* [Directive]: In your copy, repeat the records exactly and leave out the pictures.

* [Extracted data]:
----------
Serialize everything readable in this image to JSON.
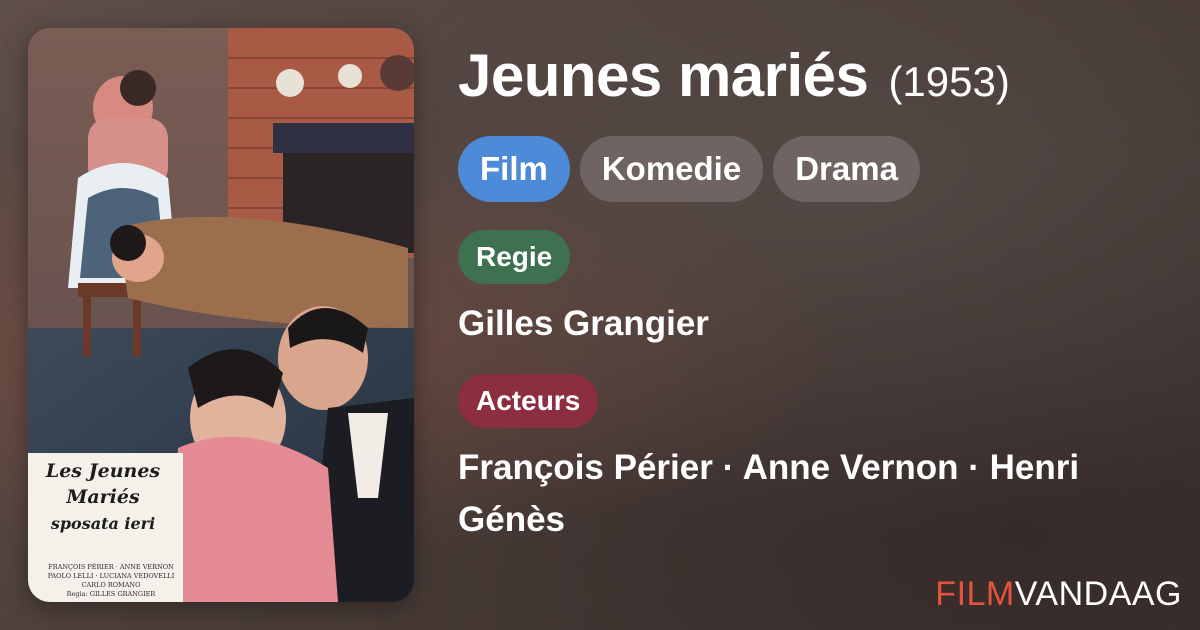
{
  "film": {
    "title": "Jeunes mariés",
    "year": "(1953)"
  },
  "genres": [
    "Film",
    "Komedie",
    "Drama"
  ],
  "director": {
    "label": "Regie",
    "names": "Gilles Grangier"
  },
  "cast": {
    "label": "Acteurs",
    "names": "François Périer · Anne Vernon · Henri Génès"
  },
  "poster": {
    "title_line1": "Les Jeunes Mariés",
    "title_line2": "sposata ieri",
    "credits": [
      "FRANÇOIS PÉRIER · ANNE VERNON",
      "PAOLO LELLI · LUCIANA VEDOVELLI",
      "CARLO ROMANO",
      "Regia: GILLES GRANGIER"
    ]
  },
  "brand": {
    "part1": "FILM",
    "part2": "VANDAAG"
  },
  "colors": {
    "chip_primary": "#4d8ad8",
    "regie_badge": "#3e7150",
    "acteurs_badge": "#8d2e40",
    "brand_accent": "#e5533d"
  }
}
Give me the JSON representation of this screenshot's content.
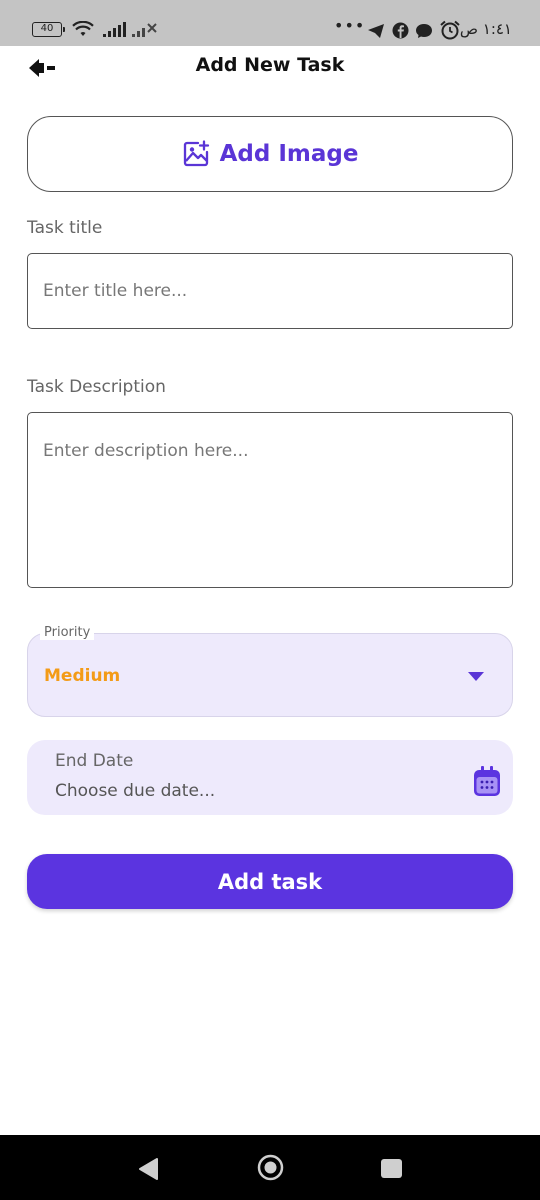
{
  "status_bar": {
    "battery": "40",
    "dots": "•••",
    "time": "١:٤١ ص"
  },
  "app_bar": {
    "title": "Add New Task"
  },
  "add_image": {
    "label": "Add Image"
  },
  "title_field": {
    "label": "Task title",
    "placeholder": "Enter title here..."
  },
  "description_field": {
    "label": "Task Description",
    "placeholder": "Enter description here..."
  },
  "priority": {
    "label": "Priority",
    "value": "Medium",
    "value_color": "#f39b17"
  },
  "end_date": {
    "label": "End Date",
    "placeholder": "Choose due date..."
  },
  "submit": {
    "label": "Add task"
  },
  "colors": {
    "accent": "#5b34e0",
    "field_fill": "#eeeafc"
  },
  "icons": [
    "back-arrow-icon",
    "add-image-icon",
    "dropdown-caret-icon",
    "calendar-icon",
    "nav-back-icon",
    "nav-home-icon",
    "nav-recents-icon"
  ]
}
----------
* [Solution for this task]:
Serialize everything readable in this image to JSON.
{
  "film": {
    "title": "Jeunes mariés",
    "year": "(1953)"
  },
  "genres": [
    "Film",
    "Komedie",
    "Drama"
  ],
  "director": {
    "label": "Regie",
    "names": "Gilles Grangier"
  },
  "cast": {
    "label": "Acteurs",
    "names": "François Périer · Anne Vernon · Henri Génès"
  },
  "poster": {
    "title_line1": "Les Jeunes Mariés",
    "title_line2": "sposata ieri",
    "credits": [
      "FRANÇOIS PÉRIER · ANNE VERNON",
      "PAOLO LELLI · LUCIANA VEDOVELLI",
      "CARLO ROMANO",
      "Regia: GILLES GRANGIER"
    ]
  },
  "brand": {
    "part1": "FILM",
    "part2": "VANDAAG"
  },
  "colors": {
    "chip_primary": "#4d8ad8",
    "regie_badge": "#3e7150",
    "acteurs_badge": "#8d2e40",
    "brand_accent": "#e5533d"
  }
}
Give me the JSON representation of this screenshot's content.
{
  "status_bar": {
    "battery": "40",
    "dots": "•••",
    "time": "١:٤١ ص"
  },
  "app_bar": {
    "title": "Add New Task"
  },
  "add_image": {
    "label": "Add Image"
  },
  "title_field": {
    "label": "Task title",
    "placeholder": "Enter title here..."
  },
  "description_field": {
    "label": "Task Description",
    "placeholder": "Enter description here..."
  },
  "priority": {
    "label": "Priority",
    "value": "Medium",
    "value_color": "#f39b17"
  },
  "end_date": {
    "label": "End Date",
    "placeholder": "Choose due date..."
  },
  "submit": {
    "label": "Add task"
  },
  "colors": {
    "accent": "#5b34e0",
    "field_fill": "#eeeafc"
  },
  "icons": [
    "back-arrow-icon",
    "add-image-icon",
    "dropdown-caret-icon",
    "calendar-icon",
    "nav-back-icon",
    "nav-home-icon",
    "nav-recents-icon"
  ]
}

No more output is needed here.